* _REQUEST_
Every line below that mentions the word "людей" should be copied out.

#### SUPPLIED RECORDS

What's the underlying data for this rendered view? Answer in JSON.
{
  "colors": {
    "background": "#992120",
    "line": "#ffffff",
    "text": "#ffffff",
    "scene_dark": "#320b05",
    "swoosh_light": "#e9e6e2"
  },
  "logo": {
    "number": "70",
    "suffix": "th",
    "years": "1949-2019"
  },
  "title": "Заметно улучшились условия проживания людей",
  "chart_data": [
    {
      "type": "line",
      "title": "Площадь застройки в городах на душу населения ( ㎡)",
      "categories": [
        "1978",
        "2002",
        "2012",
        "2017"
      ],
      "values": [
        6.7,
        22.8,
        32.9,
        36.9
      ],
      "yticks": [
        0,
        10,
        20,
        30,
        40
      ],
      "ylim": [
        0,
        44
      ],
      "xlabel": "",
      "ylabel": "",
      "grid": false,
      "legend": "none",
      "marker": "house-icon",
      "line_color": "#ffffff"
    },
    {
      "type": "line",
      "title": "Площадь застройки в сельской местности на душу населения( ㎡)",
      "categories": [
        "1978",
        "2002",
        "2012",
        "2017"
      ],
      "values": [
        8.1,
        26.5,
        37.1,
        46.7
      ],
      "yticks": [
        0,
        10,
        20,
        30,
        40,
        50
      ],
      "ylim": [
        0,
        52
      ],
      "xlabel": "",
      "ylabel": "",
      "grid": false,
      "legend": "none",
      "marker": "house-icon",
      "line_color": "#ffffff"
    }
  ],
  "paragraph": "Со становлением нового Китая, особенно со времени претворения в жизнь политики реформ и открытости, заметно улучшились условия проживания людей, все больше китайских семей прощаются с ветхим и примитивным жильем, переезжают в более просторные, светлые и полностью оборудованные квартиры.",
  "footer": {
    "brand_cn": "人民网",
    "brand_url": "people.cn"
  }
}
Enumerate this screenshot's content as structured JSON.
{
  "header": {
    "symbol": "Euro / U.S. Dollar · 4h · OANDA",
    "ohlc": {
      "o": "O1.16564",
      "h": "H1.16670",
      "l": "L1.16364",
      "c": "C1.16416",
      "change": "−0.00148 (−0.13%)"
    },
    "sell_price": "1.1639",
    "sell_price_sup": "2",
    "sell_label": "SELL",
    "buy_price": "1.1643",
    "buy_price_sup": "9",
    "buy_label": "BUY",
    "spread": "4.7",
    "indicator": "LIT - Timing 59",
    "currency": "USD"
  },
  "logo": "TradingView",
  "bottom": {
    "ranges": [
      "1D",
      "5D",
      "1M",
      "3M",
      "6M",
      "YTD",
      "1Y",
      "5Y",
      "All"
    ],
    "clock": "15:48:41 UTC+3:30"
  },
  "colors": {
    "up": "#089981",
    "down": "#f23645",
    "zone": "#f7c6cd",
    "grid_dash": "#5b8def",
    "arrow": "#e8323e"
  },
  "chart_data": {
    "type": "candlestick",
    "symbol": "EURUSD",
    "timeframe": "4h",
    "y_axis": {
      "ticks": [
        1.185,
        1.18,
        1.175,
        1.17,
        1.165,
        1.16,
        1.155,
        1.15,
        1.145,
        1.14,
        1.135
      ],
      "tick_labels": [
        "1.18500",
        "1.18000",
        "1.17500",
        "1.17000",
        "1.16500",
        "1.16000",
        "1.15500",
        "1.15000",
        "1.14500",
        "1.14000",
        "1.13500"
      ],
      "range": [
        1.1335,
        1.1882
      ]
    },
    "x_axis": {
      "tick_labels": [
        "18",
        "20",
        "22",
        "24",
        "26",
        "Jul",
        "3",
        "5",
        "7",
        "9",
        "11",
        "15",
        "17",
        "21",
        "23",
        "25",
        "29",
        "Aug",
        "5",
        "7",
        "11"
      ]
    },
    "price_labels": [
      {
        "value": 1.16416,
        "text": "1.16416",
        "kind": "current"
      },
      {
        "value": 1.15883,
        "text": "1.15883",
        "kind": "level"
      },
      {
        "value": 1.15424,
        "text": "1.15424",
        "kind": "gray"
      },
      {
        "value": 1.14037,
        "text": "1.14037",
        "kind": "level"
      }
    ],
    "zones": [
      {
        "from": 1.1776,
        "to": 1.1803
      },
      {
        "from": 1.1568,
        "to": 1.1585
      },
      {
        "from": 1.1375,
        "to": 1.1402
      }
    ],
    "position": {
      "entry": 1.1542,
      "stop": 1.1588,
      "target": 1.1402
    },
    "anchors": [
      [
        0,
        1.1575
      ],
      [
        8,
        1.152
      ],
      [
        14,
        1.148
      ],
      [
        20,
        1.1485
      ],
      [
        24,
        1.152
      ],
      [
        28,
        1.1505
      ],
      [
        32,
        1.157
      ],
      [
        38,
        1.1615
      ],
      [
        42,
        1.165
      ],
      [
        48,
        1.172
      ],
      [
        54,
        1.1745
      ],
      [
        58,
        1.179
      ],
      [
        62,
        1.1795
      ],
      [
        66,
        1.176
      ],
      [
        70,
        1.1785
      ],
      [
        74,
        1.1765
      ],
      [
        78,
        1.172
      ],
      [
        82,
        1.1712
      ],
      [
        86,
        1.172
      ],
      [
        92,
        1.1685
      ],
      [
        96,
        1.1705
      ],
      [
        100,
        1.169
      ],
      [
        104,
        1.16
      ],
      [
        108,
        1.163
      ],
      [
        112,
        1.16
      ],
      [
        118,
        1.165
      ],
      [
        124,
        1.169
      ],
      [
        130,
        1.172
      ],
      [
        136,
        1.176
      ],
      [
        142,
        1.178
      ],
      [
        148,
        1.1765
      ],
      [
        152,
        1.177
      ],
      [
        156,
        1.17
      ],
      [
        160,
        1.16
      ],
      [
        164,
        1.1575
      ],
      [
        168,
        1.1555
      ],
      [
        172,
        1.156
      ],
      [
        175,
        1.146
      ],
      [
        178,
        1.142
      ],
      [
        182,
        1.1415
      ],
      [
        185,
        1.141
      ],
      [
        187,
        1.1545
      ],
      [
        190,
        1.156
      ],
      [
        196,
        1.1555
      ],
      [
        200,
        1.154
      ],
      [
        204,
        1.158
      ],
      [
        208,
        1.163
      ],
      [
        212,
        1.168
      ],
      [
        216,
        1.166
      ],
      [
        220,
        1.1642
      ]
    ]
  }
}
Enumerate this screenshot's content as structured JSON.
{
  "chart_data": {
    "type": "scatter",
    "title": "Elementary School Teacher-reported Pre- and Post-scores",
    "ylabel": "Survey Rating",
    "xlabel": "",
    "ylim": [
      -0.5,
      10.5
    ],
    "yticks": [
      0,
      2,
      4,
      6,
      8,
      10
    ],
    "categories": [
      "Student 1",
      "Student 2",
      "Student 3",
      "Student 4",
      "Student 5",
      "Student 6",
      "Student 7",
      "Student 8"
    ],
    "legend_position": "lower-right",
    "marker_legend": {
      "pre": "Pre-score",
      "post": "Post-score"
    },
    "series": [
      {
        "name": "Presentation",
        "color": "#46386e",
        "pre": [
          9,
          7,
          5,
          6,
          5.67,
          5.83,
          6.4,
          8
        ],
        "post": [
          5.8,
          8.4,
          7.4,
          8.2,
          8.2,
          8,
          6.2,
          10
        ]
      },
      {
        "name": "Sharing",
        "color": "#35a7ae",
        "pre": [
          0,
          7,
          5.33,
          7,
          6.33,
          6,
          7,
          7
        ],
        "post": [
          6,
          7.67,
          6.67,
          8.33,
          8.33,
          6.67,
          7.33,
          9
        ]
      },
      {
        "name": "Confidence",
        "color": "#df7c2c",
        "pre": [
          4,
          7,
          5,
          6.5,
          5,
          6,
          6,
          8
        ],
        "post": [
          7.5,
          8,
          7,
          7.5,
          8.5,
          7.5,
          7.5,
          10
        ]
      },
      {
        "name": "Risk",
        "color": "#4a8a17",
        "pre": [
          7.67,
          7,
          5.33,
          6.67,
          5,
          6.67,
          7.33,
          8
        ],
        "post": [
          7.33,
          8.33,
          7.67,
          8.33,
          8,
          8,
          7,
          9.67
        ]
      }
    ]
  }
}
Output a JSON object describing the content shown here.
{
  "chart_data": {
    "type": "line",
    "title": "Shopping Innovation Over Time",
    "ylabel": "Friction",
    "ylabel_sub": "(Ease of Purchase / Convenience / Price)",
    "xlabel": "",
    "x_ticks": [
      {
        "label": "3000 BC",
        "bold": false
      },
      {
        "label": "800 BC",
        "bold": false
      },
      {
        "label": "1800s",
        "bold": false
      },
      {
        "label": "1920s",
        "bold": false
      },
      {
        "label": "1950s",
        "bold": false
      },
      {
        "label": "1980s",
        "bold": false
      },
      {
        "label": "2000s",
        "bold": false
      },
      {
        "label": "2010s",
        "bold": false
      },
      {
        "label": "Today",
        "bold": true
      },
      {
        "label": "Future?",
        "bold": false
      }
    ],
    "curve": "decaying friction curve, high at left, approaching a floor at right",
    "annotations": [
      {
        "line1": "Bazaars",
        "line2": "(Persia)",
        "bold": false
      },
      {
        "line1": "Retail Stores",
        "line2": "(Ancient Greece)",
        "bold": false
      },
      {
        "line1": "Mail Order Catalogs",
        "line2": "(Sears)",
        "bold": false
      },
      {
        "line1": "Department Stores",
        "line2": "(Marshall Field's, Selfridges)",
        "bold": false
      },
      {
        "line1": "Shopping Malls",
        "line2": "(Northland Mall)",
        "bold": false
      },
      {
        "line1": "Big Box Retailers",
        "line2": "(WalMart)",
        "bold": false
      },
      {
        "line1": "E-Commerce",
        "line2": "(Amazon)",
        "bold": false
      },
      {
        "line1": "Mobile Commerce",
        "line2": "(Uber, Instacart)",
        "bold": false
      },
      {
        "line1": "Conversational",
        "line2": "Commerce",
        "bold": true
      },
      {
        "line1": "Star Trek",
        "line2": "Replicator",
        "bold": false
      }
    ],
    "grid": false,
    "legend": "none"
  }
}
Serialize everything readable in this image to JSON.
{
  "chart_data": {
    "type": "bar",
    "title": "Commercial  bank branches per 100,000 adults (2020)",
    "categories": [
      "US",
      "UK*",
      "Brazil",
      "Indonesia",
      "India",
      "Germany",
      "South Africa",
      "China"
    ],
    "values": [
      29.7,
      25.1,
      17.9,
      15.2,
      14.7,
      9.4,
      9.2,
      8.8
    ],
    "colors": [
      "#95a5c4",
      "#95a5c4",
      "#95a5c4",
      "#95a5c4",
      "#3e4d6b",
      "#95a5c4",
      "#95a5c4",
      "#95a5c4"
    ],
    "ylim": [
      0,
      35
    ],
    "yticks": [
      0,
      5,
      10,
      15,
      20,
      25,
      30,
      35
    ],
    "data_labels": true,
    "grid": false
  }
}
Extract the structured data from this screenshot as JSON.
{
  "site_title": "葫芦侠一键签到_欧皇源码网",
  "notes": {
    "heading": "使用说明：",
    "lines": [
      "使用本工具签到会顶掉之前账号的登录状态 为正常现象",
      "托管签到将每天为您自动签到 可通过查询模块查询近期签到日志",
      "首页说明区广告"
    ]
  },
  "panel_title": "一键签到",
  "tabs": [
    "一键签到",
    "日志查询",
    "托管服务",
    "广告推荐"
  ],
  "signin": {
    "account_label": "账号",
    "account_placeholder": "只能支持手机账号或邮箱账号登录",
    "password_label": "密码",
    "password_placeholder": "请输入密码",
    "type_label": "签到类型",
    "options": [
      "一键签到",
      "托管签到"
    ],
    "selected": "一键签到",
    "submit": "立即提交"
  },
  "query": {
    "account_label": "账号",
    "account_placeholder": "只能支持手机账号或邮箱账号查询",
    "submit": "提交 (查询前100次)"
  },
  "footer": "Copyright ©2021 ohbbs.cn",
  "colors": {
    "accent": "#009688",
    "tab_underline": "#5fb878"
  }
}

########

* _TASK RESPONSE_
  "title": "Заметно улучшились условия проживания людей",
  "paragraph": "Со становлением нового Китая, особенно со времени претворения в жизнь политики реформ и открытости, заметно улучшились условия проживания людей, все больше китайских семей прощаются с ветхим и примитивным жильем, переезжают в более просторные, светлые и полностью оборудованные квартиры.",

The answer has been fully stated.